Begin MATERIAL PROVIDED
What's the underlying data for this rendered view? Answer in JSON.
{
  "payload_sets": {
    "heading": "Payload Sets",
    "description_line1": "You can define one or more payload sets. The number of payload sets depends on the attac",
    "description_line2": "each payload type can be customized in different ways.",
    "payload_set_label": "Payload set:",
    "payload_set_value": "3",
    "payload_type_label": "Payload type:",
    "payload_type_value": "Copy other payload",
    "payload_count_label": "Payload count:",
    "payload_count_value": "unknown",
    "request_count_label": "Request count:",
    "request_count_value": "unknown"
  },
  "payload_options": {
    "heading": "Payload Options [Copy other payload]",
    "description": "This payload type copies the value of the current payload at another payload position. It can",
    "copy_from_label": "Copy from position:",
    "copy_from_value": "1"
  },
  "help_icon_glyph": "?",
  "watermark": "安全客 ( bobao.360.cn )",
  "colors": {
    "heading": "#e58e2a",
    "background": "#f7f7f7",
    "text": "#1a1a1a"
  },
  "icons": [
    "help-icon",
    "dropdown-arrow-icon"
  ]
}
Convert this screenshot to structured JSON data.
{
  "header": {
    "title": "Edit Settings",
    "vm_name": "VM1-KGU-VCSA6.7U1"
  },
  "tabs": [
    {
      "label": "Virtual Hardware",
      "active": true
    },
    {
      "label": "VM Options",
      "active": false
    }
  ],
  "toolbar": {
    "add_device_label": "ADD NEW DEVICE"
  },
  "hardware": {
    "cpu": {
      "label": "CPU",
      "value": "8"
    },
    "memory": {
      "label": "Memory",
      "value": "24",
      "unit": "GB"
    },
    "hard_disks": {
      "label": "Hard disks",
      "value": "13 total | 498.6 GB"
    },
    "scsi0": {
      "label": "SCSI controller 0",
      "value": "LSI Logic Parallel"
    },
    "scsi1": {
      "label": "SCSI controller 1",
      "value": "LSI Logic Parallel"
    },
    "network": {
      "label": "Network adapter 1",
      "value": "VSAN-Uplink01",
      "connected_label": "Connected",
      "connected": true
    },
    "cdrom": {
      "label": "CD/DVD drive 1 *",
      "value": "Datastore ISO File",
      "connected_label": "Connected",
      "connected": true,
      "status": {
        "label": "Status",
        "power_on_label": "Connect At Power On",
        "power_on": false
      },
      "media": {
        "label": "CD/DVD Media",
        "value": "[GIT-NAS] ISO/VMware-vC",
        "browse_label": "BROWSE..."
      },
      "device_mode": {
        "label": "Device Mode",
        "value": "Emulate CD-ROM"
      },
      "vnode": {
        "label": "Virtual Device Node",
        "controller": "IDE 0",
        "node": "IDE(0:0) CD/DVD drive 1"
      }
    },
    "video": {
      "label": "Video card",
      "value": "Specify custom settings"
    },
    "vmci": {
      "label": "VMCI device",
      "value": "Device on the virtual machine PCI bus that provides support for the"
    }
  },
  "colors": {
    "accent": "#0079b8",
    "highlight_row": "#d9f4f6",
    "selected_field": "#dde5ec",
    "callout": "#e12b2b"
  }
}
End MATERIAL PROVIDED
### STATED EXERCISE
Give all the records again. Match them exactly.

### IN RESPONSE
What's the underlying data for this rendered view? Answer in JSON.
{
  "payload_sets": {
    "heading": "Payload Sets",
    "description_line1": "You can define one or more payload sets. The number of payload sets depends on the attac",
    "description_line2": "each payload type can be customized in different ways.",
    "payload_set_label": "Payload set:",
    "payload_set_value": "3",
    "payload_type_label": "Payload type:",
    "payload_type_value": "Copy other payload",
    "payload_count_label": "Payload count:",
    "payload_count_value": "unknown",
    "request_count_label": "Request count:",
    "request_count_value": "unknown"
  },
  "payload_options": {
    "heading": "Payload Options [Copy other payload]",
    "description": "This payload type copies the value of the current payload at another payload position. It can",
    "copy_from_label": "Copy from position:",
    "copy_from_value": "1"
  },
  "help_icon_glyph": "?",
  "watermark": "安全客 ( bobao.360.cn )",
  "colors": {
    "heading": "#e58e2a",
    "background": "#f7f7f7",
    "text": "#1a1a1a"
  },
  "icons": [
    "help-icon",
    "dropdown-arrow-icon"
  ]
}
Convert this screenshot to structured JSON data.
{
  "header": {
    "title": "Edit Settings",
    "vm_name": "VM1-KGU-VCSA6.7U1"
  },
  "tabs": [
    {
      "label": "Virtual Hardware",
      "active": true
    },
    {
      "label": "VM Options",
      "active": false
    }
  ],
  "toolbar": {
    "add_device_label": "ADD NEW DEVICE"
  },
  "hardware": {
    "cpu": {
      "label": "CPU",
      "value": "8"
    },
    "memory": {
      "label": "Memory",
      "value": "24",
      "unit": "GB"
    },
    "hard_disks": {
      "label": "Hard disks",
      "value": "13 total | 498.6 GB"
    },
    "scsi0": {
      "label": "SCSI controller 0",
      "value": "LSI Logic Parallel"
    },
    "scsi1": {
      "label": "SCSI controller 1",
      "value": "LSI Logic Parallel"
    },
    "network": {
      "label": "Network adapter 1",
      "value": "VSAN-Uplink01",
      "connected_label": "Connected",
      "connected": true
    },
    "cdrom": {
      "label": "CD/DVD drive 1 *",
      "value": "Datastore ISO File",
      "connected_label": "Connected",
      "connected": true,
      "status": {
        "label": "Status",
        "power_on_label": "Connect At Power On",
        "power_on": false
      },
      "media": {
        "label": "CD/DVD Media",
        "value": "[GIT-NAS] ISO/VMware-vC",
        "browse_label": "BROWSE..."
      },
      "device_mode": {
        "label": "Device Mode",
        "value": "Emulate CD-ROM"
      },
      "vnode": {
        "label": "Virtual Device Node",
        "controller": "IDE 0",
        "node": "IDE(0:0) CD/DVD drive 1"
      }
    },
    "video": {
      "label": "Video card",
      "value": "Specify custom settings"
    },
    "vmci": {
      "label": "VMCI device",
      "value": "Device on the virtual machine PCI bus that provides support for the"
    }
  },
  "colors": {
    "accent": "#0079b8",
    "highlight_row": "#d9f4f6",
    "selected_field": "#dde5ec",
    "callout": "#e12b2b"
  }
}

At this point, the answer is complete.